▸ **WRITTEN PROBLEM**: Reproduce all of the material exactly as shown.

▸ **Stored entries**:
◇ ◇ ◇ ◇ ◇ ◇ ◇
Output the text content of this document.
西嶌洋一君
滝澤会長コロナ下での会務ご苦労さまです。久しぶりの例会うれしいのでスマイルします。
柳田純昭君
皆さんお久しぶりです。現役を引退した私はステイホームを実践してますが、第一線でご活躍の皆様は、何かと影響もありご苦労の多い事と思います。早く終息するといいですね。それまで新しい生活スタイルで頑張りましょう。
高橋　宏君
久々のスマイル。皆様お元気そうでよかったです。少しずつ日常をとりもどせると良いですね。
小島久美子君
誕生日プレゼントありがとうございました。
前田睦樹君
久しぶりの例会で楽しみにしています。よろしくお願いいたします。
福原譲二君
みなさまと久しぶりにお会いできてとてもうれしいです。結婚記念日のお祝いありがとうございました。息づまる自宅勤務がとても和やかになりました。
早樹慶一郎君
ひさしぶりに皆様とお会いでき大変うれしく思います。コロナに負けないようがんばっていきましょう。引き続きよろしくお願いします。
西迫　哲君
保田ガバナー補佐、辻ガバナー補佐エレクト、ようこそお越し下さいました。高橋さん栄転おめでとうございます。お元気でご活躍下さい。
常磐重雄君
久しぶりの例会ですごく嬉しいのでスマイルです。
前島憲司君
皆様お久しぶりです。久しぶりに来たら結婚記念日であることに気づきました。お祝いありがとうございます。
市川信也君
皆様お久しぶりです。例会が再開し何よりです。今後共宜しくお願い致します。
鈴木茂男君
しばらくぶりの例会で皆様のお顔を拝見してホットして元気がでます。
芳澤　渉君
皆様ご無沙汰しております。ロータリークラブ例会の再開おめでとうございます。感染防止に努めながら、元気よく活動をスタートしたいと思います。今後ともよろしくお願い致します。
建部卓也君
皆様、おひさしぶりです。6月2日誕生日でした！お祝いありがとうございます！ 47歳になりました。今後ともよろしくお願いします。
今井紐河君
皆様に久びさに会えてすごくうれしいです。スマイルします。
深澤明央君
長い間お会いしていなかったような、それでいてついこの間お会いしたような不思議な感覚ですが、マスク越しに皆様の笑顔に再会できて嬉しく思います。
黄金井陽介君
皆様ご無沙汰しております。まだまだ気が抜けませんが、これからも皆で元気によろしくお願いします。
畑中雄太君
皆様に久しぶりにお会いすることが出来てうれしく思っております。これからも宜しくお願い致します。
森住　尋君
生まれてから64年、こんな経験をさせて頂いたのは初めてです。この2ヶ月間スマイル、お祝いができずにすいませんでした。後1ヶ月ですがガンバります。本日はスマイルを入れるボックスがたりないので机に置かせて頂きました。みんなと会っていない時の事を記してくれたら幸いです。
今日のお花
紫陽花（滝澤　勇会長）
◇ ◇ ◇ ◇ ◇ ◇ ◇
▸ **FINISHED TASK**:
Output the text content of this document.
西嶌洋一君
滝澤会長コロナ下での会務ご苦労さまです。久しぶりの例会うれしいのでスマイルします。
柳田純昭君
皆さんお久しぶりです。現役を引退した私はステイホームを実践してますが、第一線でご活躍の皆様は、何かと影響もありご苦労の多い事と思います。早く終息するといいですね。それまで新しい生活スタイルで頑張りましょう。
高橋　宏君
久々のスマイル。皆様お元気そうでよかったです。少しずつ日常をとりもどせると良いですね。
小島久美子君
誕生日プレゼントありがとうございました。
前田睦樹君
久しぶりの例会で楽しみにしています。よろしくお願いいたします。
福原譲二君
みなさまと久しぶりにお会いできてとてもうれしいです。結婚記念日のお祝いありがとうございました。息づまる自宅勤務がとても和やかになりました。
早樹慶一郎君
ひさしぶりに皆様とお会いでき大変うれしく思います。コロナに負けないようがんばっていきましょう。引き続きよろしくお願いします。
西迫　哲君
保田ガバナー補佐、辻ガバナー補佐エレクト、ようこそお越し下さいました。高橋さん栄転おめでとうございます。お元気でご活躍下さい。
常磐重雄君
久しぶりの例会ですごく嬉しいのでスマイルです。
前島憲司君
皆様お久しぶりです。久しぶりに来たら結婚記念日であることに気づきました。お祝いありがとうございます。
市川信也君
皆様お久しぶりです。例会が再開し何よりです。今後共宜しくお願い致します。
鈴木茂男君
しばらくぶりの例会で皆様のお顔を拝見してホットして元気がでます。
芳澤　渉君
皆様ご無沙汰しております。ロータリークラブ例会の再開おめでとうございます。感染防止に努めながら、元気よく活動をスタートしたいと思います。今後ともよろしくお願い致します。
建部卓也君
皆様、おひさしぶりです。6月2日誕生日でした！お祝いありがとうございます！ 47歳になりました。今後ともよろしくお願いします。
今井紐河君
皆様に久びさに会えてすごくうれしいです。スマイルします。
深澤明央君
長い間お会いしていなかったような、それでいてついこの間お会いしたような不思議な感覚ですが、マスク越しに皆様の笑顔に再会できて嬉しく思います。
黄金井陽介君
皆様ご無沙汰しております。まだまだ気が抜けませんが、これからも皆で元気によろしくお願いします。
畑中雄太君
皆様に久しぶりにお会いすることが出来てうれしく思っております。これからも宜しくお願い致します。
森住　尋君
生まれてから64年、こんな経験をさせて頂いたのは初めてです。この2ヶ月間スマイル、お祝いができずにすいませんでした。後1ヶ月ですがガンバります。本日はスマイルを入れるボックスがたりないので机に置かせて頂きました。みんなと会っていない時の事を記してくれたら幸いです。
今日のお花
紫陽花（滝澤　勇会長）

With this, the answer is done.